• [DIRECTIVE]
Reproduce the listing below in full, substituting "bounds" for every occurrence of "bbox" and leaving all other text unchanged.
## begin DATA TO USE
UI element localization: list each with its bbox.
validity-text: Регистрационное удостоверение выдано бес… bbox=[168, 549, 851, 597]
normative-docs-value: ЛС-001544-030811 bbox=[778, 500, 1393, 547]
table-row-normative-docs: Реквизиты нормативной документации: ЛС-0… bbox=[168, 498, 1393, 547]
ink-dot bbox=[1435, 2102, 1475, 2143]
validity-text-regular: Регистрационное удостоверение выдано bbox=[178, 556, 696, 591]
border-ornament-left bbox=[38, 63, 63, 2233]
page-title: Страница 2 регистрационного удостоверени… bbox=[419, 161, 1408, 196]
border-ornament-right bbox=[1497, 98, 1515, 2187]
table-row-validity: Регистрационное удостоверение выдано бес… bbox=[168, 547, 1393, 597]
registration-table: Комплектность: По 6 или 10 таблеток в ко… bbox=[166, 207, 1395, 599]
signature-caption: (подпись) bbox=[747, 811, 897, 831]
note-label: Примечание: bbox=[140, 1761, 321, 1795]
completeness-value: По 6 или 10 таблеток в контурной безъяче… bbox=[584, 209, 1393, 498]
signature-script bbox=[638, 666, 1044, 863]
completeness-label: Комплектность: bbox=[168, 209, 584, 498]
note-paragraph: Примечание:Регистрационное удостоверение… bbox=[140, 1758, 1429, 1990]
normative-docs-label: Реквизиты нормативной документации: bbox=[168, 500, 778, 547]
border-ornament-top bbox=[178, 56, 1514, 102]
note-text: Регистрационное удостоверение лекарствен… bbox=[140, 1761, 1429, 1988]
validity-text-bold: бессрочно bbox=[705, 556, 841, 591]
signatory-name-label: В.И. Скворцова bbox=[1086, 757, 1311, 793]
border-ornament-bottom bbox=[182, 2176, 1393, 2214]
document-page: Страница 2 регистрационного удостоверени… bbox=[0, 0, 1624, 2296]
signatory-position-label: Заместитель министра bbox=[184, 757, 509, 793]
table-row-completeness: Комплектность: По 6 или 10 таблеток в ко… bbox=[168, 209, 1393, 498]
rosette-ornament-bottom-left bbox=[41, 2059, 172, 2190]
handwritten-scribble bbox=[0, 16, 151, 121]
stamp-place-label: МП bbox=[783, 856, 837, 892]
## end DATA TO USE
• [ANSWER]
UI element localization: list each with its bounds.
validity-text: Регистрационное удостоверение выдано бес… bounds=[168, 549, 851, 597]
normative-docs-value: ЛС-001544-030811 bounds=[778, 500, 1393, 547]
table-row-normative-docs: Реквизиты нормативной документации: ЛС-0… bounds=[168, 498, 1393, 547]
ink-dot bounds=[1435, 2102, 1475, 2143]
validity-text-regular: Регистрационное удостоверение выдано bounds=[178, 556, 696, 591]
border-ornament-left bounds=[38, 63, 63, 2233]
page-title: Страница 2 регистрационного удостоверени… bounds=[419, 161, 1408, 196]
border-ornament-right bounds=[1497, 98, 1515, 2187]
table-row-validity: Регистрационное удостоверение выдано бес… bounds=[168, 547, 1393, 597]
registration-table: Комплектность: По 6 или 10 таблеток в ко… bounds=[166, 207, 1395, 599]
signature-caption: (подпись) bounds=[747, 811, 897, 831]
note-label: Примечание: bounds=[140, 1761, 321, 1795]
completeness-value: По 6 или 10 таблеток в контурной безъяче… bounds=[584, 209, 1393, 498]
signature-script bounds=[638, 666, 1044, 863]
completeness-label: Комплектность: bounds=[168, 209, 584, 498]
note-paragraph: Примечание:Регистрационное удостоверение… bounds=[140, 1758, 1429, 1990]
normative-docs-label: Реквизиты нормативной документации: bounds=[168, 500, 778, 547]
border-ornament-top bounds=[178, 56, 1514, 102]
note-text: Регистрационное удостоверение лекарствен… bounds=[140, 1761, 1429, 1988]
validity-text-bold: бессрочно bounds=[705, 556, 841, 591]
signatory-name-label: В.И. Скворцова bounds=[1086, 757, 1311, 793]
border-ornament-bottom bounds=[182, 2176, 1393, 2214]
document-page: Страница 2 регистрационного удостоверени… bounds=[0, 0, 1624, 2296]
signatory-position-label: Заместитель министра bounds=[184, 757, 509, 793]
table-row-completeness: Комплектность: По 6 или 10 таблеток в ко… bounds=[168, 209, 1393, 498]
rosette-ornament-bottom-left bounds=[41, 2059, 172, 2190]
handwritten-scribble bounds=[0, 16, 151, 121]
stamp-place-label: МП bounds=[783, 856, 837, 892]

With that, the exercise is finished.